START

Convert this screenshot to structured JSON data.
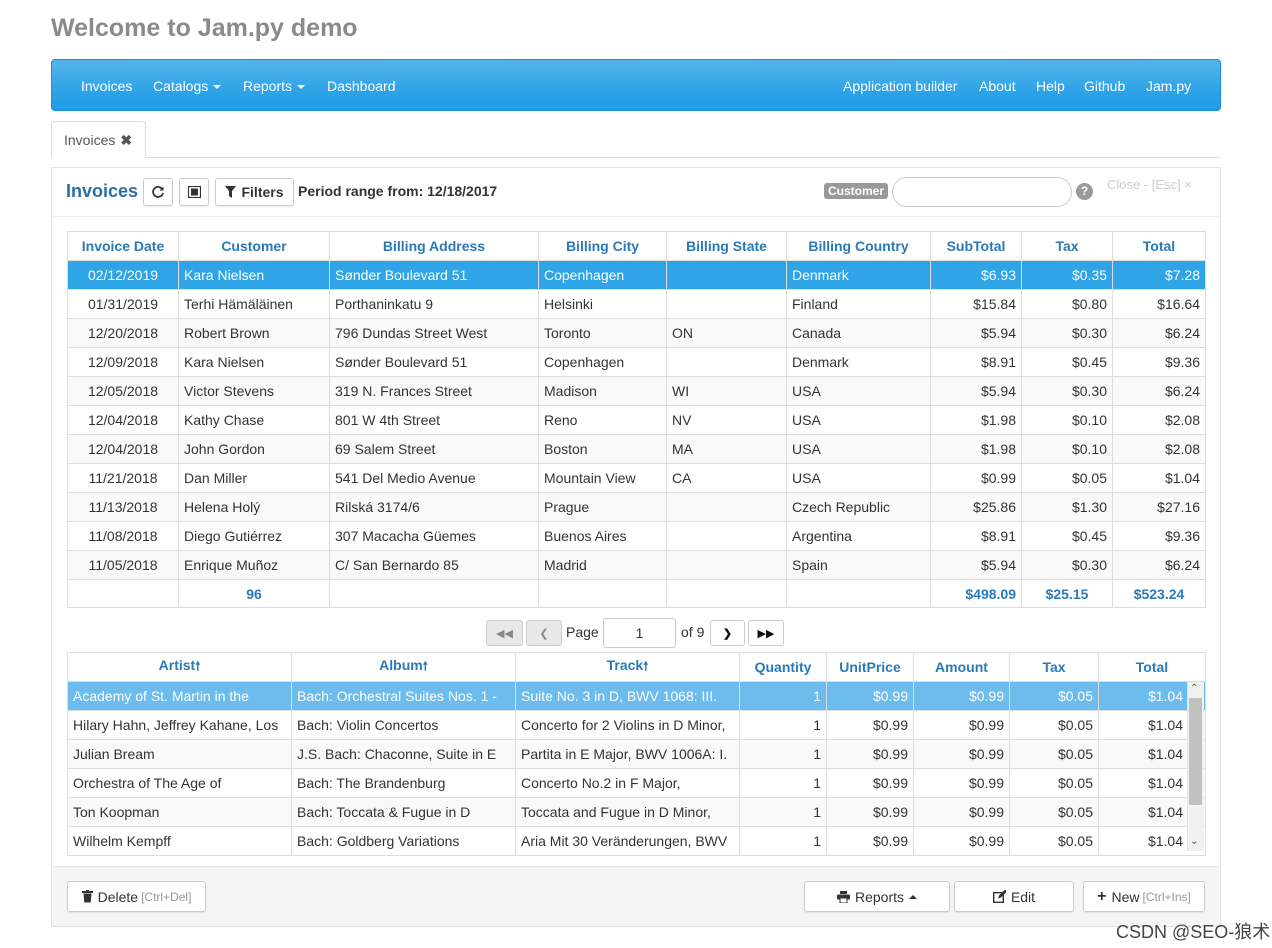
{
  "page": {
    "title": "Welcome to Jam.py demo"
  },
  "nav": {
    "left": [
      "Invoices",
      "Catalogs",
      "Reports",
      "Dashboard"
    ],
    "right": [
      "Application builder",
      "About",
      "Help",
      "Github",
      "Jam.py"
    ]
  },
  "tab": {
    "label": "Invoices",
    "close": "✖"
  },
  "view": {
    "title": "Invoices",
    "filters_label": "Filters",
    "period": "Period range from: 12/18/2017",
    "search_label": "Customer",
    "search_value": "",
    "help": "?",
    "close_link": "Close - [Esc] ×"
  },
  "invoices": {
    "columns": [
      "Invoice Date",
      "Customer",
      "Billing Address",
      "Billing City",
      "Billing State",
      "Billing Country",
      "SubTotal",
      "Tax",
      "Total"
    ],
    "rows": [
      [
        "02/12/2019",
        "Kara Nielsen",
        "Sønder Boulevard 51",
        "Copenhagen",
        "",
        "Denmark",
        "$6.93",
        "$0.35",
        "$7.28"
      ],
      [
        "01/31/2019",
        "Terhi Hämäläinen",
        "Porthaninkatu 9",
        "Helsinki",
        "",
        "Finland",
        "$15.84",
        "$0.80",
        "$16.64"
      ],
      [
        "12/20/2018",
        "Robert Brown",
        "796 Dundas Street West",
        "Toronto",
        "ON",
        "Canada",
        "$5.94",
        "$0.30",
        "$6.24"
      ],
      [
        "12/09/2018",
        "Kara Nielsen",
        "Sønder Boulevard 51",
        "Copenhagen",
        "",
        "Denmark",
        "$8.91",
        "$0.45",
        "$9.36"
      ],
      [
        "12/05/2018",
        "Victor Stevens",
        "319 N. Frances Street",
        "Madison",
        "WI",
        "USA",
        "$5.94",
        "$0.30",
        "$6.24"
      ],
      [
        "12/04/2018",
        "Kathy Chase",
        "801 W 4th Street",
        "Reno",
        "NV",
        "USA",
        "$1.98",
        "$0.10",
        "$2.08"
      ],
      [
        "12/04/2018",
        "John Gordon",
        "69 Salem Street",
        "Boston",
        "MA",
        "USA",
        "$1.98",
        "$0.10",
        "$2.08"
      ],
      [
        "11/21/2018",
        "Dan Miller",
        "541 Del Medio Avenue",
        "Mountain View",
        "CA",
        "USA",
        "$0.99",
        "$0.05",
        "$1.04"
      ],
      [
        "11/13/2018",
        "Helena Holý",
        "Rilská 3174/6",
        "Prague",
        "",
        "Czech Republic",
        "$25.86",
        "$1.30",
        "$27.16"
      ],
      [
        "11/08/2018",
        "Diego Gutiérrez",
        "307 Macacha Güemes",
        "Buenos Aires",
        "",
        "Argentina",
        "$8.91",
        "$0.45",
        "$9.36"
      ],
      [
        "11/05/2018",
        "Enrique Muñoz",
        "C/ San Bernardo 85",
        "Madrid",
        "",
        "Spain",
        "$5.94",
        "$0.30",
        "$6.24"
      ]
    ],
    "footer": [
      "",
      "96",
      "",
      "",
      "",
      "",
      "$498.09",
      "$25.15",
      "$523.24"
    ]
  },
  "pager": {
    "page_label": "Page",
    "page": "1",
    "of_label": "of 9"
  },
  "tracks": {
    "columns": [
      "Artist",
      "Album",
      "Track",
      "Quantity",
      "UnitPrice",
      "Amount",
      "Tax",
      "Total"
    ],
    "sort_arrow": "🠕",
    "rows": [
      [
        "Academy of St. Martin in the",
        "Bach: Orchestral Suites Nos. 1 -",
        "Suite No. 3 in D, BWV 1068: III.",
        "1",
        "$0.99",
        "$0.99",
        "$0.05",
        "$1.04"
      ],
      [
        "Hilary Hahn, Jeffrey Kahane, Los",
        "Bach: Violin Concertos",
        "Concerto for 2 Violins in D Minor,",
        "1",
        "$0.99",
        "$0.99",
        "$0.05",
        "$1.04"
      ],
      [
        "Julian Bream",
        "J.S. Bach: Chaconne, Suite in E",
        "Partita in E Major, BWV 1006A: I.",
        "1",
        "$0.99",
        "$0.99",
        "$0.05",
        "$1.04"
      ],
      [
        "Orchestra of The Age of",
        "Bach: The Brandenburg",
        "Concerto No.2 in F Major,",
        "1",
        "$0.99",
        "$0.99",
        "$0.05",
        "$1.04"
      ],
      [
        "Ton Koopman",
        "Bach: Toccata & Fugue in D",
        "Toccata and Fugue in D Minor,",
        "1",
        "$0.99",
        "$0.99",
        "$0.05",
        "$1.04"
      ],
      [
        "Wilhelm Kempff",
        "Bach: Goldberg Variations",
        "Aria Mit 30 Veränderungen, BWV",
        "1",
        "$0.99",
        "$0.99",
        "$0.05",
        "$1.04"
      ]
    ]
  },
  "actions": {
    "delete": "Delete",
    "delete_hint": "[Ctrl+Del]",
    "reports": "Reports",
    "edit": "Edit",
    "new": "New",
    "new_hint": "[Ctrl+Ins]"
  },
  "watermark": "CSDN @SEO-狼术",
  "colors": {
    "navbar": "#2fa4e7",
    "header_text": "#2a7ab8",
    "selected_row": "#2fa4e7"
  }
}
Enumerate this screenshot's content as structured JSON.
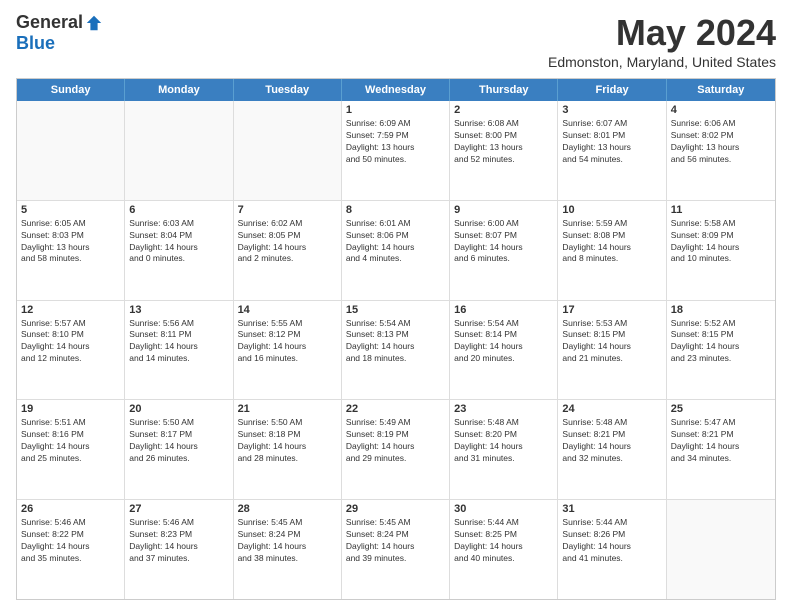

END

Given instruction: Leave the pictures out and write out every entry exactly as given.

Solution to the problem:
Convert this screenshot to structured JSON data.
{
  "page": {
    "title": "Welcome to Jam.py demo"
  },
  "nav": {
    "left": [
      "Invoices",
      "Catalogs",
      "Reports",
      "Dashboard"
    ],
    "right": [
      "Application builder",
      "About",
      "Help",
      "Github",
      "Jam.py"
    ]
  },
  "tab": {
    "label": "Invoices",
    "close": "✖"
  },
  "view": {
    "title": "Invoices",
    "filters_label": "Filters",
    "period": "Period range from: 12/18/2017",
    "search_label": "Customer",
    "search_value": "",
    "help": "?",
    "close_link": "Close - [Esc] ×"
  },
  "invoices": {
    "columns": [
      "Invoice Date",
      "Customer",
      "Billing Address",
      "Billing City",
      "Billing State",
      "Billing Country",
      "SubTotal",
      "Tax",
      "Total"
    ],
    "rows": [
      [
        "02/12/2019",
        "Kara Nielsen",
        "Sønder Boulevard 51",
        "Copenhagen",
        "",
        "Denmark",
        "$6.93",
        "$0.35",
        "$7.28"
      ],
      [
        "01/31/2019",
        "Terhi Hämäläinen",
        "Porthaninkatu 9",
        "Helsinki",
        "",
        "Finland",
        "$15.84",
        "$0.80",
        "$16.64"
      ],
      [
        "12/20/2018",
        "Robert Brown",
        "796 Dundas Street West",
        "Toronto",
        "ON",
        "Canada",
        "$5.94",
        "$0.30",
        "$6.24"
      ],
      [
        "12/09/2018",
        "Kara Nielsen",
        "Sønder Boulevard 51",
        "Copenhagen",
        "",
        "Denmark",
        "$8.91",
        "$0.45",
        "$9.36"
      ],
      [
        "12/05/2018",
        "Victor Stevens",
        "319 N. Frances Street",
        "Madison",
        "WI",
        "USA",
        "$5.94",
        "$0.30",
        "$6.24"
      ],
      [
        "12/04/2018",
        "Kathy Chase",
        "801 W 4th Street",
        "Reno",
        "NV",
        "USA",
        "$1.98",
        "$0.10",
        "$2.08"
      ],
      [
        "12/04/2018",
        "John Gordon",
        "69 Salem Street",
        "Boston",
        "MA",
        "USA",
        "$1.98",
        "$0.10",
        "$2.08"
      ],
      [
        "11/21/2018",
        "Dan Miller",
        "541 Del Medio Avenue",
        "Mountain View",
        "CA",
        "USA",
        "$0.99",
        "$0.05",
        "$1.04"
      ],
      [
        "11/13/2018",
        "Helena Holý",
        "Rilská 3174/6",
        "Prague",
        "",
        "Czech Republic",
        "$25.86",
        "$1.30",
        "$27.16"
      ],
      [
        "11/08/2018",
        "Diego Gutiérrez",
        "307 Macacha Güemes",
        "Buenos Aires",
        "",
        "Argentina",
        "$8.91",
        "$0.45",
        "$9.36"
      ],
      [
        "11/05/2018",
        "Enrique Muñoz",
        "C/ San Bernardo 85",
        "Madrid",
        "",
        "Spain",
        "$5.94",
        "$0.30",
        "$6.24"
      ]
    ],
    "footer": [
      "",
      "96",
      "",
      "",
      "",
      "",
      "$498.09",
      "$25.15",
      "$523.24"
    ]
  },
  "pager": {
    "page_label": "Page",
    "page": "1",
    "of_label": "of 9"
  },
  "tracks": {
    "columns": [
      "Artist",
      "Album",
      "Track",
      "Quantity",
      "UnitPrice",
      "Amount",
      "Tax",
      "Total"
    ],
    "sort_arrow": "🠕",
    "rows": [
      [
        "Academy of St. Martin in the",
        "Bach: Orchestral Suites Nos. 1 -",
        "Suite No. 3 in D, BWV 1068: III.",
        "1",
        "$0.99",
        "$0.99",
        "$0.05",
        "$1.04"
      ],
      [
        "Hilary Hahn, Jeffrey Kahane, Los",
        "Bach: Violin Concertos",
        "Concerto for 2 Violins in D Minor,",
        "1",
        "$0.99",
        "$0.99",
        "$0.05",
        "$1.04"
      ],
      [
        "Julian Bream",
        "J.S. Bach: Chaconne, Suite in E",
        "Partita in E Major, BWV 1006A: I.",
        "1",
        "$0.99",
        "$0.99",
        "$0.05",
        "$1.04"
      ],
      [
        "Orchestra of The Age of",
        "Bach: The Brandenburg",
        "Concerto No.2 in F Major,",
        "1",
        "$0.99",
        "$0.99",
        "$0.05",
        "$1.04"
      ],
      [
        "Ton Koopman",
        "Bach: Toccata & Fugue in D",
        "Toccata and Fugue in D Minor,",
        "1",
        "$0.99",
        "$0.99",
        "$0.05",
        "$1.04"
      ],
      [
        "Wilhelm Kempff",
        "Bach: Goldberg Variations",
        "Aria Mit 30 Veränderungen, BWV",
        "1",
        "$0.99",
        "$0.99",
        "$0.05",
        "$1.04"
      ]
    ]
  },
  "actions": {
    "delete": "Delete",
    "delete_hint": "[Ctrl+Del]",
    "reports": "Reports",
    "edit": "Edit",
    "new": "New",
    "new_hint": "[Ctrl+Ins]"
  },
  "watermark": "CSDN @SEO-狼术",
  "colors": {
    "navbar": "#2fa4e7",
    "header_text": "#2a7ab8",
    "selected_row": "#2fa4e7"
  }
}
Enumerate this screenshot's content as structured JSON.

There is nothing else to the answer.